WORK TO DO: Starting at the top of the records and stopping after the line that contains "color-picker-button[interactable] [1116, 10, 1146, 40]", write those lines out again with "eraser" replaced by "rubber" and nothing else changed.

Records of where items appear:
════════
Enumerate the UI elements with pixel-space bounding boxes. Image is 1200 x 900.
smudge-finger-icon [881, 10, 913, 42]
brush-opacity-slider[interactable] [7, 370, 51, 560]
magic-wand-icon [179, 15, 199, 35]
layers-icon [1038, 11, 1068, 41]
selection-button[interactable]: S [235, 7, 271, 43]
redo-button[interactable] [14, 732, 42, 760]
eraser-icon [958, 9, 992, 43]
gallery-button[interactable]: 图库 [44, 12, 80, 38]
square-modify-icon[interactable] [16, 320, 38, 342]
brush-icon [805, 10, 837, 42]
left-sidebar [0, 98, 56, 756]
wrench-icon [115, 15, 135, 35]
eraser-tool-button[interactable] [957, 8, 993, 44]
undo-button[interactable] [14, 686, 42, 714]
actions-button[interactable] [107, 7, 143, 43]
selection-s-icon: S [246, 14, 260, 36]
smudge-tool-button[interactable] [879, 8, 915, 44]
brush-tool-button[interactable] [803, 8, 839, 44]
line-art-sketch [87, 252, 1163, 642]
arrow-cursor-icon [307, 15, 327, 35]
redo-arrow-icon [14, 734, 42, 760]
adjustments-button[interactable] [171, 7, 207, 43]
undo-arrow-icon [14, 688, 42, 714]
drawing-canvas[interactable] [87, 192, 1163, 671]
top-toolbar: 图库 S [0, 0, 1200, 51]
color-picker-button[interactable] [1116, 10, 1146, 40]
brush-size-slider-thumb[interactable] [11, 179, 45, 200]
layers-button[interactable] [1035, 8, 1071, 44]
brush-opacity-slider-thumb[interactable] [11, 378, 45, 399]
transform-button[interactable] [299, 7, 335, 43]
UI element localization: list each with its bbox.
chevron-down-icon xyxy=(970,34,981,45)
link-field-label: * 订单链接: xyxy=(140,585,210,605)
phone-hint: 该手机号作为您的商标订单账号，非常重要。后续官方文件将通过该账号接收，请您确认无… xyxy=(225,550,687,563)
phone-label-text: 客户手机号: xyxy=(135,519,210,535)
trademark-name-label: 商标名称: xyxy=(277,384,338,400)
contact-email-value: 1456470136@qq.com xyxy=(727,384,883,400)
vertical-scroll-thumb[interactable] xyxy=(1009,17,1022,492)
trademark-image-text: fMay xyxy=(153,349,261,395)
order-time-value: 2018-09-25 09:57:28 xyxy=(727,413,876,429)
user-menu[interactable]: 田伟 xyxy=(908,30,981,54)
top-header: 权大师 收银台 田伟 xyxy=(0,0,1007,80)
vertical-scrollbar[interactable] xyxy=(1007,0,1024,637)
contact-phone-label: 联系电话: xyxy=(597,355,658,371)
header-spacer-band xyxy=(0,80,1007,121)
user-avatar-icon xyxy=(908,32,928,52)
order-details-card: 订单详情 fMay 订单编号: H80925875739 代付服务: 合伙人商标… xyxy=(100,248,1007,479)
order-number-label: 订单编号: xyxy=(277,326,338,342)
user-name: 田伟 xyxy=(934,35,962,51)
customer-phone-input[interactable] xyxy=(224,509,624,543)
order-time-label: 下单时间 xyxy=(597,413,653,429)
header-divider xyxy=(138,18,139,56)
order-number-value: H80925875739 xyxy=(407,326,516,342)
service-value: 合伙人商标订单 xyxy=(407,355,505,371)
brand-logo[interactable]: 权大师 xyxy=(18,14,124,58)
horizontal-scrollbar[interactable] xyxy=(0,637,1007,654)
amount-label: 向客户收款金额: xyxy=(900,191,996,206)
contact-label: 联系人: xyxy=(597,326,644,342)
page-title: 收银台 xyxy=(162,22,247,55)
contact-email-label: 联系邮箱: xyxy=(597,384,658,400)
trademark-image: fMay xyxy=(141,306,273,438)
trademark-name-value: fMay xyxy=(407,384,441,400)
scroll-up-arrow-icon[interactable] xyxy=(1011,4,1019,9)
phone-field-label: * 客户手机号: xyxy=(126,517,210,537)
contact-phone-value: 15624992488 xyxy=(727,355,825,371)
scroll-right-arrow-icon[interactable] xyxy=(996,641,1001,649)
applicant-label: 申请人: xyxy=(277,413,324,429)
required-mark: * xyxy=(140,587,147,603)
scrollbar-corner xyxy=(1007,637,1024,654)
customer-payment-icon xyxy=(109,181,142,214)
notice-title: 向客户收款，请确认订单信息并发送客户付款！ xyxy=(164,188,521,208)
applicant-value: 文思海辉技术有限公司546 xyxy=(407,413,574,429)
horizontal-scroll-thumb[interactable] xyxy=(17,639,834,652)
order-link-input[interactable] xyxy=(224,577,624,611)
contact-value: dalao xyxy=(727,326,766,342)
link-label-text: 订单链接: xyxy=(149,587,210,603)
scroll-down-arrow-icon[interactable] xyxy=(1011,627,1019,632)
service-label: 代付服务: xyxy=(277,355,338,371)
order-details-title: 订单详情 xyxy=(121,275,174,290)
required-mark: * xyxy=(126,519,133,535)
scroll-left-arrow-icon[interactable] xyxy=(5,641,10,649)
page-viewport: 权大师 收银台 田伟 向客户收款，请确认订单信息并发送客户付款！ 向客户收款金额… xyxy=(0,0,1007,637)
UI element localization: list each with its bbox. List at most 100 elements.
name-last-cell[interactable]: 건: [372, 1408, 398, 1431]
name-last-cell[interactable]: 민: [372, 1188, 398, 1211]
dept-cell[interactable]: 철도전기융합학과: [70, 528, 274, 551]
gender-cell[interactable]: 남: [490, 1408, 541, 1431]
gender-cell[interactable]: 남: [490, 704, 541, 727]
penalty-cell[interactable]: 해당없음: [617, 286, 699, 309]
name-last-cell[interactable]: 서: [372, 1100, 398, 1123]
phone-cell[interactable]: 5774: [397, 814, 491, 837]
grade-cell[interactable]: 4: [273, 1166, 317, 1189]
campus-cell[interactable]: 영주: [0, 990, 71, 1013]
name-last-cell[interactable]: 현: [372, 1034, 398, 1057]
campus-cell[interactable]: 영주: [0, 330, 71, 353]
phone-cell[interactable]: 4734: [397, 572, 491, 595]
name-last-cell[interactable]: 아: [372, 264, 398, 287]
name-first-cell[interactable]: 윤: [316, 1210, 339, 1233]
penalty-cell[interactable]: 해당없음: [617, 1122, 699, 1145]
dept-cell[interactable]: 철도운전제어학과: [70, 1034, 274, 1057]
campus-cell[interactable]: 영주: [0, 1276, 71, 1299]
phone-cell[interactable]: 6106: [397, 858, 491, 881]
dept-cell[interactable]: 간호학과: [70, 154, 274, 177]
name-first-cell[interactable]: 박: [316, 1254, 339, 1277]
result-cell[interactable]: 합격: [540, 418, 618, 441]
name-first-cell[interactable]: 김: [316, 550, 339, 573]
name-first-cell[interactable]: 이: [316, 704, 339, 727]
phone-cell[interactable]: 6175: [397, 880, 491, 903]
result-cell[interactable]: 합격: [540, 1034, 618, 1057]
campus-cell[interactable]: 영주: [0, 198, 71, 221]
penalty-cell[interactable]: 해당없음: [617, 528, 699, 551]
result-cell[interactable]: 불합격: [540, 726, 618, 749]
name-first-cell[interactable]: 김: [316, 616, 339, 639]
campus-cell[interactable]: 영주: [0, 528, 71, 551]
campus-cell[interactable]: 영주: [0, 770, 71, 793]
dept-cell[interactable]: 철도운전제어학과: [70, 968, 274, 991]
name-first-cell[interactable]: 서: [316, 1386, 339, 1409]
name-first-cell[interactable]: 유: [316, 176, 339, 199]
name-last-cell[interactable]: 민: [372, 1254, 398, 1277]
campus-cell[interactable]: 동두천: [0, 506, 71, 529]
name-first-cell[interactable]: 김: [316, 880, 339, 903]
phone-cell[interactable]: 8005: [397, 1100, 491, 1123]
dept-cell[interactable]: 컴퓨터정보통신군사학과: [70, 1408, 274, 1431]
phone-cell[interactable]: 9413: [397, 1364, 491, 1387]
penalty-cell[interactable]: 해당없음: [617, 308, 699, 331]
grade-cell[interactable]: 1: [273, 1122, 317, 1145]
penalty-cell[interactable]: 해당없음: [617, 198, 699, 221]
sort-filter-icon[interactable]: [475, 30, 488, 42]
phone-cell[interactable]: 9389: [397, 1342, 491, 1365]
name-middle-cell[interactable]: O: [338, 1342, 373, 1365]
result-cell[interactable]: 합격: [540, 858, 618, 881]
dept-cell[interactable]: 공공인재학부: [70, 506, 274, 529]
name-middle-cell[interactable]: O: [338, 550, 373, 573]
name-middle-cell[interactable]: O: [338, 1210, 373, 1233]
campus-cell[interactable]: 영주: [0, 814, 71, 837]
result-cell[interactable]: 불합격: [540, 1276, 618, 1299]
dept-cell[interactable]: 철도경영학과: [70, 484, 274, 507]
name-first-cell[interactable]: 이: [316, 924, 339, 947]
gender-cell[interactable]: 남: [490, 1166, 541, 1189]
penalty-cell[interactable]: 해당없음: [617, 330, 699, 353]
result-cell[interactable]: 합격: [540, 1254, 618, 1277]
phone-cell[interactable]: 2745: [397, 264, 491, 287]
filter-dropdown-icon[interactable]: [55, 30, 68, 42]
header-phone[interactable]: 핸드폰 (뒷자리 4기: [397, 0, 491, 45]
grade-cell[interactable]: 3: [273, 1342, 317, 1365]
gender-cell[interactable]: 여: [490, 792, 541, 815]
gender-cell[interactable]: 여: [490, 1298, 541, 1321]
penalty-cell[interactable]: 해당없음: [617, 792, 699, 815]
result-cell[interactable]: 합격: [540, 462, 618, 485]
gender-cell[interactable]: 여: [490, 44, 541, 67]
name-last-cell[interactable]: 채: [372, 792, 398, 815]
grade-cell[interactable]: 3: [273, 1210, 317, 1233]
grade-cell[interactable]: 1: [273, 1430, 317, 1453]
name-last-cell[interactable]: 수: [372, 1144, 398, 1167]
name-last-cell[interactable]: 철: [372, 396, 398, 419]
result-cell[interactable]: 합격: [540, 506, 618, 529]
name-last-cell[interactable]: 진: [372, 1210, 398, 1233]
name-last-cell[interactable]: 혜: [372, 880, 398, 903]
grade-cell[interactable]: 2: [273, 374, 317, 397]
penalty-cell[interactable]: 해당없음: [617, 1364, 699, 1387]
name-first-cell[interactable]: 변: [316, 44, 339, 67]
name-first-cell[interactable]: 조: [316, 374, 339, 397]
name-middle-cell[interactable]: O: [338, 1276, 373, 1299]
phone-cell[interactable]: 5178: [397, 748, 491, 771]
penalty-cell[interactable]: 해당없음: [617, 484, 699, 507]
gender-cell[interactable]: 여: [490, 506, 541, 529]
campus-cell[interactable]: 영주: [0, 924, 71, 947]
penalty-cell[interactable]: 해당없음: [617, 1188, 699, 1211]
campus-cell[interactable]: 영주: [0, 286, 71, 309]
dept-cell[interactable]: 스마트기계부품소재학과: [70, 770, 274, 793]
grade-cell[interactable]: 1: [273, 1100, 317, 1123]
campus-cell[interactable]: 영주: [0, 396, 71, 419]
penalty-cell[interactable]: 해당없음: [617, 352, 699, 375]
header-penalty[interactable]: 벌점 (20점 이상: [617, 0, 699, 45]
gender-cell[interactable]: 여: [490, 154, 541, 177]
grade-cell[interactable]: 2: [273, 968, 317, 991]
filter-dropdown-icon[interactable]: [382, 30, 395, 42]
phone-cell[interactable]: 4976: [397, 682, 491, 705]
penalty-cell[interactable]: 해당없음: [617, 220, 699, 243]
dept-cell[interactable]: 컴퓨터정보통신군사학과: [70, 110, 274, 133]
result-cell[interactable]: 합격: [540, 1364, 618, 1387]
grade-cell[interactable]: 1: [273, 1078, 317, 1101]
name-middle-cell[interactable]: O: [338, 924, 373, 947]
════════
CORRECT ANSWER:
Enumerate the UI elements with pixel-space bounding boxes. Image is 1200 x 900.
smudge-finger-icon [881, 10, 913, 42]
brush-opacity-slider[interactable] [7, 370, 51, 560]
magic-wand-icon [179, 15, 199, 35]
layers-icon [1038, 11, 1068, 41]
selection-button[interactable]: S [235, 7, 271, 43]
redo-button[interactable] [14, 732, 42, 760]
rubber-icon [958, 9, 992, 43]
gallery-button[interactable]: 图库 [44, 12, 80, 38]
square-modify-icon[interactable] [16, 320, 38, 342]
brush-icon [805, 10, 837, 42]
left-sidebar [0, 98, 56, 756]
wrench-icon [115, 15, 135, 35]
rubber-tool-button[interactable] [957, 8, 993, 44]
undo-button[interactable] [14, 686, 42, 714]
actions-button[interactable] [107, 7, 143, 43]
selection-s-icon: S [246, 14, 260, 36]
smudge-tool-button[interactable] [879, 8, 915, 44]
brush-tool-button[interactable] [803, 8, 839, 44]
line-art-sketch [87, 252, 1163, 642]
arrow-cursor-icon [307, 15, 327, 35]
redo-arrow-icon [14, 734, 42, 760]
adjustments-button[interactable] [171, 7, 207, 43]
undo-arrow-icon [14, 688, 42, 714]
drawing-canvas[interactable] [87, 192, 1163, 671]
top-toolbar: 图库 S [0, 0, 1200, 51]
color-picker-button[interactable] [1116, 10, 1146, 40]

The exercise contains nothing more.